◆ TASK INSTRUCTIONS: In your copy, repeat the records exactly and leave out the pictures.

__________________________________________________

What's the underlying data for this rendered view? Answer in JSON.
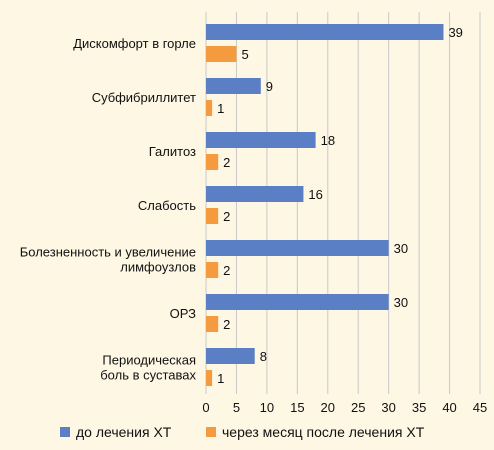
{
  "chart_data": {
    "type": "bar",
    "orientation": "horizontal",
    "categories": [
      [
        "Дискомфорт в горле"
      ],
      [
        "Субфибриллитет"
      ],
      [
        "Галитоз"
      ],
      [
        "Слабость"
      ],
      [
        "Болезненность и увеличение",
        "лимфоузлов"
      ],
      [
        "ОРЗ"
      ],
      [
        "Периодическая",
        "боль в суставах"
      ]
    ],
    "series": [
      {
        "name": "до лечения ХТ",
        "color": "#5b7fc4",
        "values": [
          39,
          9,
          18,
          16,
          30,
          30,
          8
        ]
      },
      {
        "name": "через месяц после лечения ХТ",
        "color": "#f49b3f",
        "values": [
          5,
          1,
          2,
          2,
          2,
          2,
          1
        ]
      }
    ],
    "xlim": [
      0,
      45
    ],
    "xticks": [
      0,
      5,
      10,
      15,
      20,
      25,
      30,
      35,
      40,
      45
    ],
    "grid": "vertical",
    "legend": "bottom"
  }
}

__________________________________________________

◆ WORKED SOLUTION:
What's the underlying data for this rendered view? Answer in JSON.
{
  "chart_data": {
    "type": "bar",
    "orientation": "horizontal",
    "categories": [
      [
        "Дискомфорт в горле"
      ],
      [
        "Субфибриллитет"
      ],
      [
        "Галитоз"
      ],
      [
        "Слабость"
      ],
      [
        "Болезненность и увеличение",
        "лимфоузлов"
      ],
      [
        "ОРЗ"
      ],
      [
        "Периодическая",
        "боль в суставах"
      ]
    ],
    "series": [
      {
        "name": "до лечения ХТ",
        "color": "#5b7fc4",
        "values": [
          39,
          9,
          18,
          16,
          30,
          30,
          8
        ]
      },
      {
        "name": "через месяц после лечения ХТ",
        "color": "#f49b3f",
        "values": [
          5,
          1,
          2,
          2,
          2,
          2,
          1
        ]
      }
    ],
    "xlim": [
      0,
      45
    ],
    "xticks": [
      0,
      5,
      10,
      15,
      20,
      25,
      30,
      35,
      40,
      45
    ],
    "grid": "vertical",
    "legend": "bottom"
  }
}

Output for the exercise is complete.